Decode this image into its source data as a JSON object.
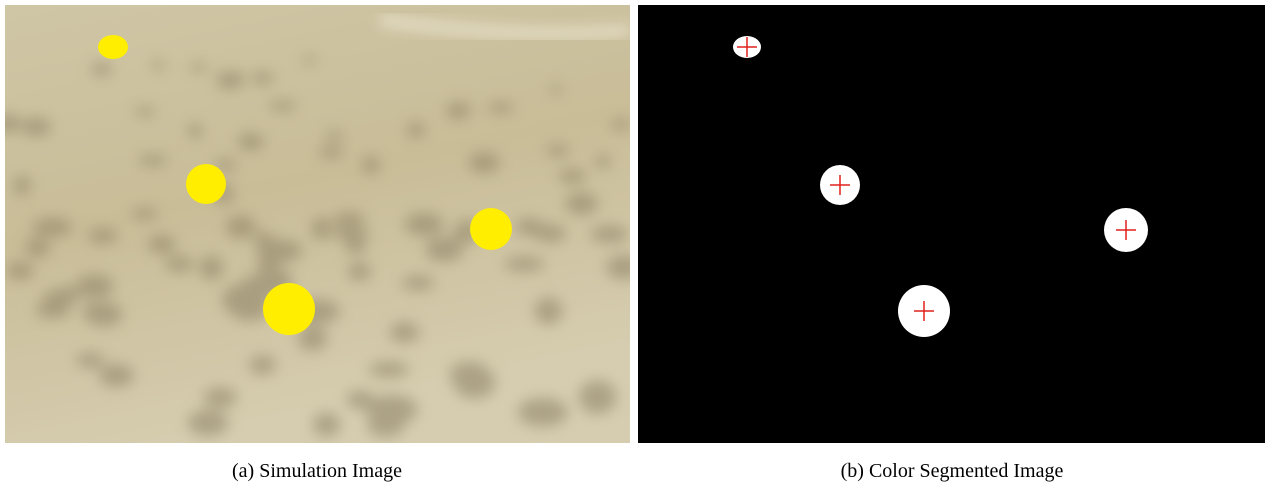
{
  "figure": {
    "subfigures": [
      {
        "caption": "(a) Simulation Image"
      },
      {
        "caption": "(b) Color Segmented Image"
      }
    ]
  }
}
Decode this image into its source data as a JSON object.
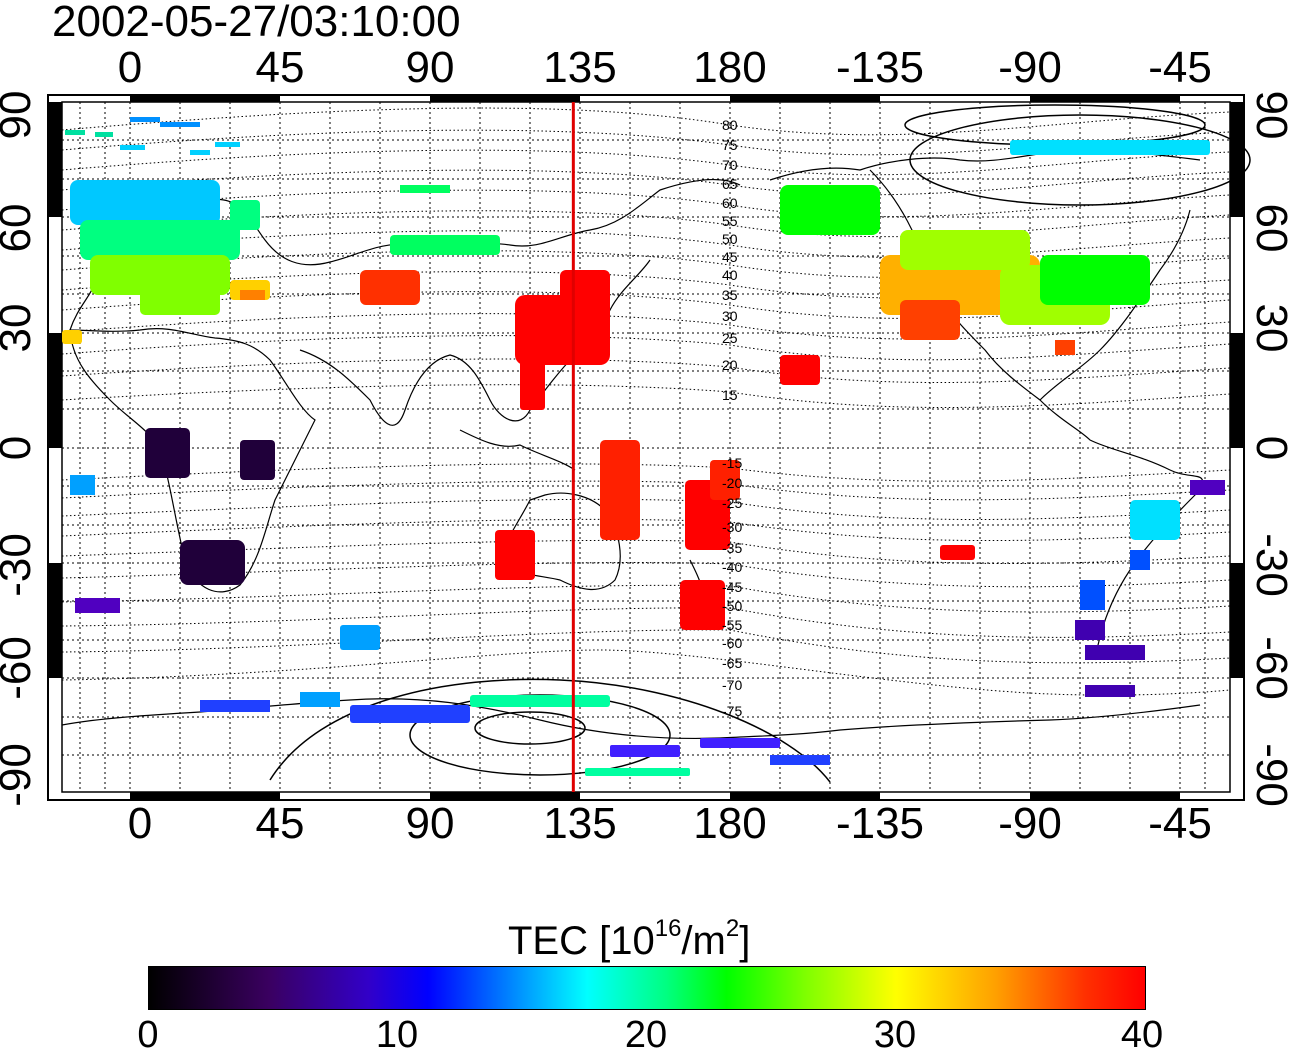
{
  "timestamp": "2002-05-27/03:10:00",
  "lon_ticks": [
    "0",
    "45",
    "90",
    "135",
    "180",
    "-135",
    "-90",
    "-45"
  ],
  "lat_ticks": [
    "90",
    "60",
    "30",
    "0",
    "-30",
    "-60",
    "-90"
  ],
  "contour_labels": [
    "80",
    "75",
    "70",
    "65",
    "60",
    "55",
    "50",
    "45",
    "40",
    "35",
    "30",
    "25",
    "20",
    "15",
    "-15",
    "-20",
    "-25",
    "-30",
    "-35",
    "-40",
    "-45",
    "-50",
    "-55",
    "-60",
    "-65",
    "-70",
    "-75"
  ],
  "colorbar": {
    "title_main": "TEC  [10",
    "title_exp1": "16",
    "title_mid": "/m",
    "title_exp2": "2",
    "title_end": "]",
    "ticks": [
      "0",
      "10",
      "20",
      "30",
      "40"
    ],
    "range": [
      0,
      40
    ]
  },
  "terminator_longitude": 133,
  "colors": {
    "terminator": "#e00000",
    "frame": "#000000"
  }
}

#### Work to complete:
Omit the pictures and give the material again, exactly and in full.

#### Result for this task:
Decode this image into its source data as a JSON object.
{
  "figure": {
    "subfigures": [
      {
        "caption": "(a) Simulation Image"
      },
      {
        "caption": "(b) Color Segmented Image"
      }
    ]
  }
}
Decode this image into its source data as a JSON object.
{
  "timestamp": "2002-05-27/03:10:00",
  "lon_ticks": [
    "0",
    "45",
    "90",
    "135",
    "180",
    "-135",
    "-90",
    "-45"
  ],
  "lat_ticks": [
    "90",
    "60",
    "30",
    "0",
    "-30",
    "-60",
    "-90"
  ],
  "contour_labels": [
    "80",
    "75",
    "70",
    "65",
    "60",
    "55",
    "50",
    "45",
    "40",
    "35",
    "30",
    "25",
    "20",
    "15",
    "-15",
    "-20",
    "-25",
    "-30",
    "-35",
    "-40",
    "-45",
    "-50",
    "-55",
    "-60",
    "-65",
    "-70",
    "-75"
  ],
  "colorbar": {
    "title_main": "TEC  [10",
    "title_exp1": "16",
    "title_mid": "/m",
    "title_exp2": "2",
    "title_end": "]",
    "ticks": [
      "0",
      "10",
      "20",
      "30",
      "40"
    ],
    "range": [
      0,
      40
    ]
  },
  "terminator_longitude": 133,
  "colors": {
    "terminator": "#e00000",
    "frame": "#000000"
  }
}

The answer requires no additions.